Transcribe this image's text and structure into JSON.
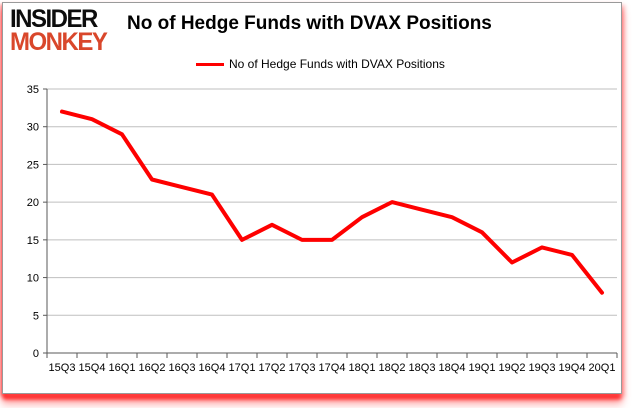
{
  "brand": {
    "line1": "INSIDER",
    "line2": "MONKEY",
    "line1_color": "#0d0d0d",
    "line2_color": "#d9472b"
  },
  "header": {
    "title": "No of Hedge Funds with DVAX Positions"
  },
  "legend": {
    "label": "No of Hedge Funds with DVAX Positions",
    "line_color": "#fe0000"
  },
  "chart_data": {
    "type": "line",
    "title": "No of Hedge Funds with DVAX Positions",
    "series_name": "No of Hedge Funds with DVAX Positions",
    "categories": [
      "15Q3",
      "15Q4",
      "16Q1",
      "16Q2",
      "16Q3",
      "16Q4",
      "17Q1",
      "17Q2",
      "17Q3",
      "17Q4",
      "18Q1",
      "18Q2",
      "18Q3",
      "18Q4",
      "19Q1",
      "19Q2",
      "19Q3",
      "19Q4",
      "20Q1"
    ],
    "values": [
      32,
      31,
      29,
      23,
      22,
      21,
      15,
      17,
      15,
      15,
      18,
      20,
      19,
      18,
      16,
      12,
      14,
      13,
      8
    ],
    "xlabel": "",
    "ylabel": "",
    "ylim": [
      0,
      35
    ],
    "ytick_step": 5,
    "grid": true,
    "legend_position": "top",
    "line_color": "#fe0000",
    "line_width": 4,
    "gridline_color": "#bfbfbf",
    "axis_color": "#595959",
    "tick_label_color": "#000000",
    "tick_font_size": 11
  }
}
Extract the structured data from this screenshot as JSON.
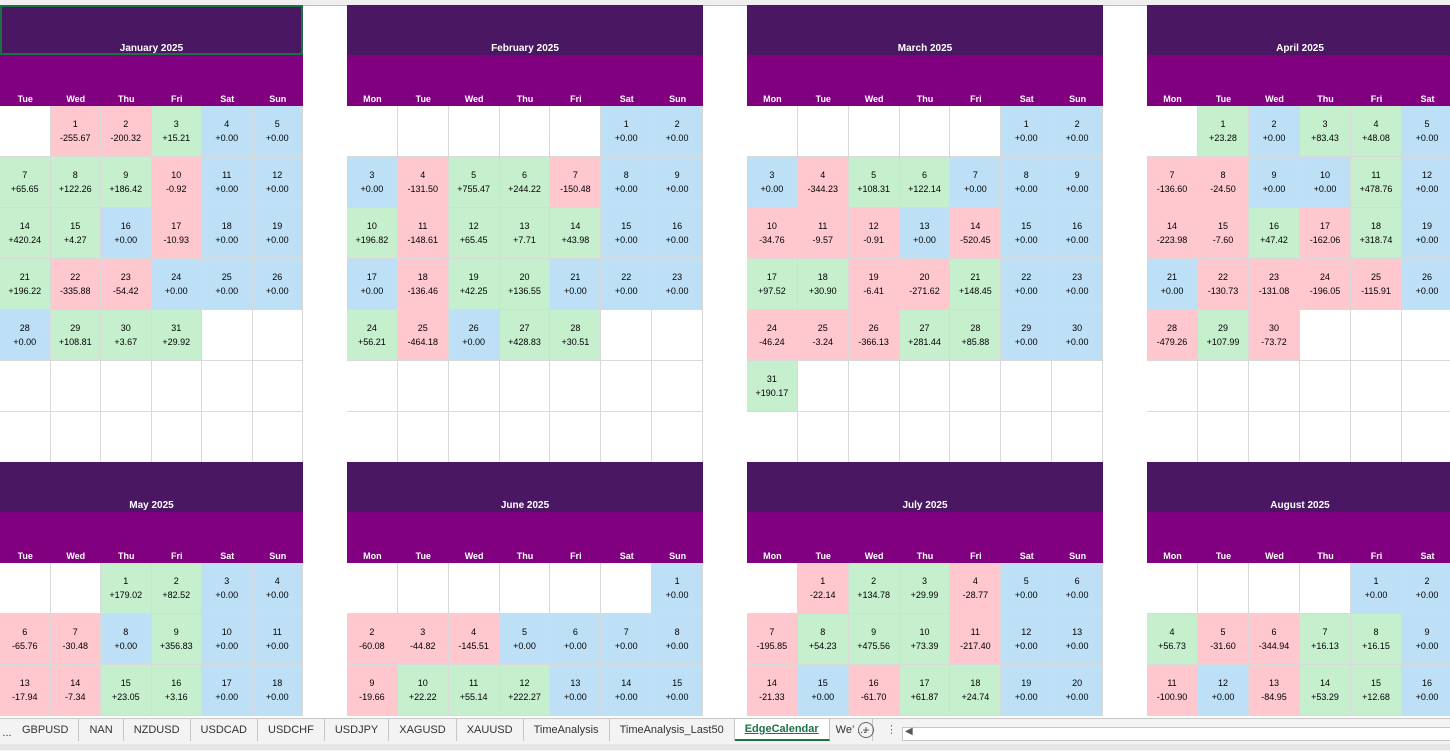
{
  "months": [
    {
      "title": "January 2025",
      "selected": true,
      "days": [
        "Tue",
        "Wed",
        "Thu",
        "Fri",
        "Sat",
        "Sun"
      ],
      "weeks": [
        [
          null,
          {
            "d": "1",
            "v": "-255.67"
          },
          {
            "d": "2",
            "v": "-200.32"
          },
          {
            "d": "3",
            "v": "+15.21"
          },
          {
            "d": "4",
            "v": "+0.00"
          },
          {
            "d": "5",
            "v": "+0.00"
          }
        ],
        [
          {
            "d": "7",
            "v": "+65.65"
          },
          {
            "d": "8",
            "v": "+122.26"
          },
          {
            "d": "9",
            "v": "+186.42"
          },
          {
            "d": "10",
            "v": "-0.92"
          },
          {
            "d": "11",
            "v": "+0.00"
          },
          {
            "d": "12",
            "v": "+0.00"
          }
        ],
        [
          {
            "d": "14",
            "v": "+420.24"
          },
          {
            "d": "15",
            "v": "+4.27"
          },
          {
            "d": "16",
            "v": "+0.00"
          },
          {
            "d": "17",
            "v": "-10.93"
          },
          {
            "d": "18",
            "v": "+0.00"
          },
          {
            "d": "19",
            "v": "+0.00"
          }
        ],
        [
          {
            "d": "21",
            "v": "+196.22"
          },
          {
            "d": "22",
            "v": "-335.88"
          },
          {
            "d": "23",
            "v": "-54.42"
          },
          {
            "d": "24",
            "v": "+0.00"
          },
          {
            "d": "25",
            "v": "+0.00"
          },
          {
            "d": "26",
            "v": "+0.00"
          }
        ],
        [
          {
            "d": "28",
            "v": "+0.00"
          },
          {
            "d": "29",
            "v": "+108.81"
          },
          {
            "d": "30",
            "v": "+3.67"
          },
          {
            "d": "31",
            "v": "+29.92"
          },
          null,
          null
        ],
        [
          null,
          null,
          null,
          null,
          null,
          null
        ],
        [
          null,
          null,
          null,
          null,
          null,
          null
        ]
      ]
    },
    {
      "title": "February 2025",
      "days": [
        "Mon",
        "Tue",
        "Wed",
        "Thu",
        "Fri",
        "Sat",
        "Sun"
      ],
      "weeks": [
        [
          null,
          null,
          null,
          null,
          null,
          {
            "d": "1",
            "v": "+0.00"
          },
          {
            "d": "2",
            "v": "+0.00"
          }
        ],
        [
          {
            "d": "3",
            "v": "+0.00"
          },
          {
            "d": "4",
            "v": "-131.50"
          },
          {
            "d": "5",
            "v": "+755.47"
          },
          {
            "d": "6",
            "v": "+244.22"
          },
          {
            "d": "7",
            "v": "-150.48"
          },
          {
            "d": "8",
            "v": "+0.00"
          },
          {
            "d": "9",
            "v": "+0.00"
          }
        ],
        [
          {
            "d": "10",
            "v": "+196.82"
          },
          {
            "d": "11",
            "v": "-148.61"
          },
          {
            "d": "12",
            "v": "+65.45"
          },
          {
            "d": "13",
            "v": "+7.71"
          },
          {
            "d": "14",
            "v": "+43.98"
          },
          {
            "d": "15",
            "v": "+0.00"
          },
          {
            "d": "16",
            "v": "+0.00"
          }
        ],
        [
          {
            "d": "17",
            "v": "+0.00"
          },
          {
            "d": "18",
            "v": "-136.46"
          },
          {
            "d": "19",
            "v": "+42.25"
          },
          {
            "d": "20",
            "v": "+136.55"
          },
          {
            "d": "21",
            "v": "+0.00"
          },
          {
            "d": "22",
            "v": "+0.00"
          },
          {
            "d": "23",
            "v": "+0.00"
          }
        ],
        [
          {
            "d": "24",
            "v": "+56.21"
          },
          {
            "d": "25",
            "v": "-464.18"
          },
          {
            "d": "26",
            "v": "+0.00"
          },
          {
            "d": "27",
            "v": "+428.83"
          },
          {
            "d": "28",
            "v": "+30.51"
          },
          null,
          null
        ],
        [
          null,
          null,
          null,
          null,
          null,
          null,
          null
        ],
        [
          null,
          null,
          null,
          null,
          null,
          null,
          null
        ]
      ]
    },
    {
      "title": "March 2025",
      "days": [
        "Mon",
        "Tue",
        "Wed",
        "Thu",
        "Fri",
        "Sat",
        "Sun"
      ],
      "weeks": [
        [
          null,
          null,
          null,
          null,
          null,
          {
            "d": "1",
            "v": "+0.00"
          },
          {
            "d": "2",
            "v": "+0.00"
          }
        ],
        [
          {
            "d": "3",
            "v": "+0.00"
          },
          {
            "d": "4",
            "v": "-344.23"
          },
          {
            "d": "5",
            "v": "+108.31"
          },
          {
            "d": "6",
            "v": "+122.14"
          },
          {
            "d": "7",
            "v": "+0.00"
          },
          {
            "d": "8",
            "v": "+0.00"
          },
          {
            "d": "9",
            "v": "+0.00"
          }
        ],
        [
          {
            "d": "10",
            "v": "-34.76"
          },
          {
            "d": "11",
            "v": "-9.57"
          },
          {
            "d": "12",
            "v": "-0.91"
          },
          {
            "d": "13",
            "v": "+0.00"
          },
          {
            "d": "14",
            "v": "-520.45"
          },
          {
            "d": "15",
            "v": "+0.00"
          },
          {
            "d": "16",
            "v": "+0.00"
          }
        ],
        [
          {
            "d": "17",
            "v": "+97.52"
          },
          {
            "d": "18",
            "v": "+30.90"
          },
          {
            "d": "19",
            "v": "-6.41"
          },
          {
            "d": "20",
            "v": "-271.62"
          },
          {
            "d": "21",
            "v": "+148.45"
          },
          {
            "d": "22",
            "v": "+0.00"
          },
          {
            "d": "23",
            "v": "+0.00"
          }
        ],
        [
          {
            "d": "24",
            "v": "-46.24"
          },
          {
            "d": "25",
            "v": "-3.24"
          },
          {
            "d": "26",
            "v": "-366.13"
          },
          {
            "d": "27",
            "v": "+281.44"
          },
          {
            "d": "28",
            "v": "+85.88"
          },
          {
            "d": "29",
            "v": "+0.00"
          },
          {
            "d": "30",
            "v": "+0.00"
          }
        ],
        [
          {
            "d": "31",
            "v": "+190.17"
          },
          null,
          null,
          null,
          null,
          null,
          null
        ],
        [
          null,
          null,
          null,
          null,
          null,
          null,
          null
        ]
      ]
    },
    {
      "title": "April 2025",
      "days": [
        "Mon",
        "Tue",
        "Wed",
        "Thu",
        "Fri",
        "Sat"
      ],
      "weeks": [
        [
          null,
          {
            "d": "1",
            "v": "+23.28"
          },
          {
            "d": "2",
            "v": "+0.00"
          },
          {
            "d": "3",
            "v": "+83.43"
          },
          {
            "d": "4",
            "v": "+48.08"
          },
          {
            "d": "5",
            "v": "+0.00"
          }
        ],
        [
          {
            "d": "7",
            "v": "-136.60"
          },
          {
            "d": "8",
            "v": "-24.50"
          },
          {
            "d": "9",
            "v": "+0.00"
          },
          {
            "d": "10",
            "v": "+0.00"
          },
          {
            "d": "11",
            "v": "+478.76"
          },
          {
            "d": "12",
            "v": "+0.00"
          }
        ],
        [
          {
            "d": "14",
            "v": "-223.98"
          },
          {
            "d": "15",
            "v": "-7.60"
          },
          {
            "d": "16",
            "v": "+47.42"
          },
          {
            "d": "17",
            "v": "-162.06"
          },
          {
            "d": "18",
            "v": "+318.74"
          },
          {
            "d": "19",
            "v": "+0.00"
          }
        ],
        [
          {
            "d": "21",
            "v": "+0.00"
          },
          {
            "d": "22",
            "v": "-130.73"
          },
          {
            "d": "23",
            "v": "-131.08"
          },
          {
            "d": "24",
            "v": "-196.05"
          },
          {
            "d": "25",
            "v": "-115.91"
          },
          {
            "d": "26",
            "v": "+0.00"
          }
        ],
        [
          {
            "d": "28",
            "v": "-479.26"
          },
          {
            "d": "29",
            "v": "+107.99"
          },
          {
            "d": "30",
            "v": "-73.72"
          },
          null,
          null,
          null
        ],
        [
          null,
          null,
          null,
          null,
          null,
          null
        ],
        [
          null,
          null,
          null,
          null,
          null,
          null
        ]
      ]
    },
    {
      "title": "May 2025",
      "days": [
        "Tue",
        "Wed",
        "Thu",
        "Fri",
        "Sat",
        "Sun"
      ],
      "weeks": [
        [
          null,
          null,
          {
            "d": "1",
            "v": "+179.02"
          },
          {
            "d": "2",
            "v": "+82.52"
          },
          {
            "d": "3",
            "v": "+0.00"
          },
          {
            "d": "4",
            "v": "+0.00"
          }
        ],
        [
          {
            "d": "6",
            "v": "-65.76"
          },
          {
            "d": "7",
            "v": "-30.48"
          },
          {
            "d": "8",
            "v": "+0.00"
          },
          {
            "d": "9",
            "v": "+356.83"
          },
          {
            "d": "10",
            "v": "+0.00"
          },
          {
            "d": "11",
            "v": "+0.00"
          }
        ],
        [
          {
            "d": "13",
            "v": "-17.94"
          },
          {
            "d": "14",
            "v": "-7.34"
          },
          {
            "d": "15",
            "v": "+23.05"
          },
          {
            "d": "16",
            "v": "+3.16"
          },
          {
            "d": "17",
            "v": "+0.00"
          },
          {
            "d": "18",
            "v": "+0.00"
          }
        ]
      ]
    },
    {
      "title": "June 2025",
      "days": [
        "Mon",
        "Tue",
        "Wed",
        "Thu",
        "Fri",
        "Sat",
        "Sun"
      ],
      "weeks": [
        [
          null,
          null,
          null,
          null,
          null,
          null,
          {
            "d": "1",
            "v": "+0.00"
          }
        ],
        [
          {
            "d": "2",
            "v": "-60.08"
          },
          {
            "d": "3",
            "v": "-44.82"
          },
          {
            "d": "4",
            "v": "-145.51"
          },
          {
            "d": "5",
            "v": "+0.00"
          },
          {
            "d": "6",
            "v": "+0.00"
          },
          {
            "d": "7",
            "v": "+0.00"
          },
          {
            "d": "8",
            "v": "+0.00"
          }
        ],
        [
          {
            "d": "9",
            "v": "-19.66"
          },
          {
            "d": "10",
            "v": "+22.22"
          },
          {
            "d": "11",
            "v": "+55.14"
          },
          {
            "d": "12",
            "v": "+222.27"
          },
          {
            "d": "13",
            "v": "+0.00"
          },
          {
            "d": "14",
            "v": "+0.00"
          },
          {
            "d": "15",
            "v": "+0.00"
          }
        ]
      ]
    },
    {
      "title": "July 2025",
      "days": [
        "Mon",
        "Tue",
        "Wed",
        "Thu",
        "Fri",
        "Sat",
        "Sun"
      ],
      "weeks": [
        [
          null,
          {
            "d": "1",
            "v": "-22.14"
          },
          {
            "d": "2",
            "v": "+134.78"
          },
          {
            "d": "3",
            "v": "+29.99"
          },
          {
            "d": "4",
            "v": "-28.77"
          },
          {
            "d": "5",
            "v": "+0.00"
          },
          {
            "d": "6",
            "v": "+0.00"
          }
        ],
        [
          {
            "d": "7",
            "v": "-195.85"
          },
          {
            "d": "8",
            "v": "+54.23"
          },
          {
            "d": "9",
            "v": "+475.56"
          },
          {
            "d": "10",
            "v": "+73.39"
          },
          {
            "d": "11",
            "v": "-217.40"
          },
          {
            "d": "12",
            "v": "+0.00"
          },
          {
            "d": "13",
            "v": "+0.00"
          }
        ],
        [
          {
            "d": "14",
            "v": "-21.33"
          },
          {
            "d": "15",
            "v": "+0.00"
          },
          {
            "d": "16",
            "v": "-61.70"
          },
          {
            "d": "17",
            "v": "+61.87"
          },
          {
            "d": "18",
            "v": "+24.74"
          },
          {
            "d": "19",
            "v": "+0.00"
          },
          {
            "d": "20",
            "v": "+0.00"
          }
        ]
      ]
    },
    {
      "title": "August 2025",
      "days": [
        "Mon",
        "Tue",
        "Wed",
        "Thu",
        "Fri",
        "Sat"
      ],
      "weeks": [
        [
          null,
          null,
          null,
          null,
          {
            "d": "1",
            "v": "+0.00"
          },
          {
            "d": "2",
            "v": "+0.00"
          }
        ],
        [
          {
            "d": "4",
            "v": "+56.73"
          },
          {
            "d": "5",
            "v": "-31.60"
          },
          {
            "d": "6",
            "v": "-344.94"
          },
          {
            "d": "7",
            "v": "+16.13"
          },
          {
            "d": "8",
            "v": "+16.15"
          },
          {
            "d": "9",
            "v": "+0.00"
          }
        ],
        [
          {
            "d": "11",
            "v": "-100.90"
          },
          {
            "d": "12",
            "v": "+0.00"
          },
          {
            "d": "13",
            "v": "-84.95"
          },
          {
            "d": "14",
            "v": "+53.29"
          },
          {
            "d": "15",
            "v": "+12.68"
          },
          {
            "d": "16",
            "v": "+0.00"
          }
        ]
      ]
    }
  ],
  "sheet_tabs": {
    "nav_prev": "...",
    "items": [
      "GBPUSD",
      "NAN",
      "NZDUSD",
      "USDCAD",
      "USDCHF",
      "USDJPY",
      "XAGUSD",
      "XAUUSD",
      "TimeAnalysis",
      "TimeAnalysis_Last50",
      "EdgeCalendar",
      "We’ ..."
    ],
    "active": "EdgeCalendar",
    "add_label": "+"
  },
  "colors": {
    "title_bg": "#4a1862",
    "dow_bg": "#800080",
    "positive": "#c6efce",
    "negative": "#ffc7ce",
    "zero": "#bde0f7"
  }
}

Written task |
Which lines contain "Hedge"? Copy each of them.

Reply |
    "title": "No of Hedge Funds with DVAX Positions"
    "label": "No of Hedge Funds with DVAX Positions",
    "title": "No of Hedge Funds with DVAX Positions",
    "series_name": "No of Hedge Funds with DVAX Positions",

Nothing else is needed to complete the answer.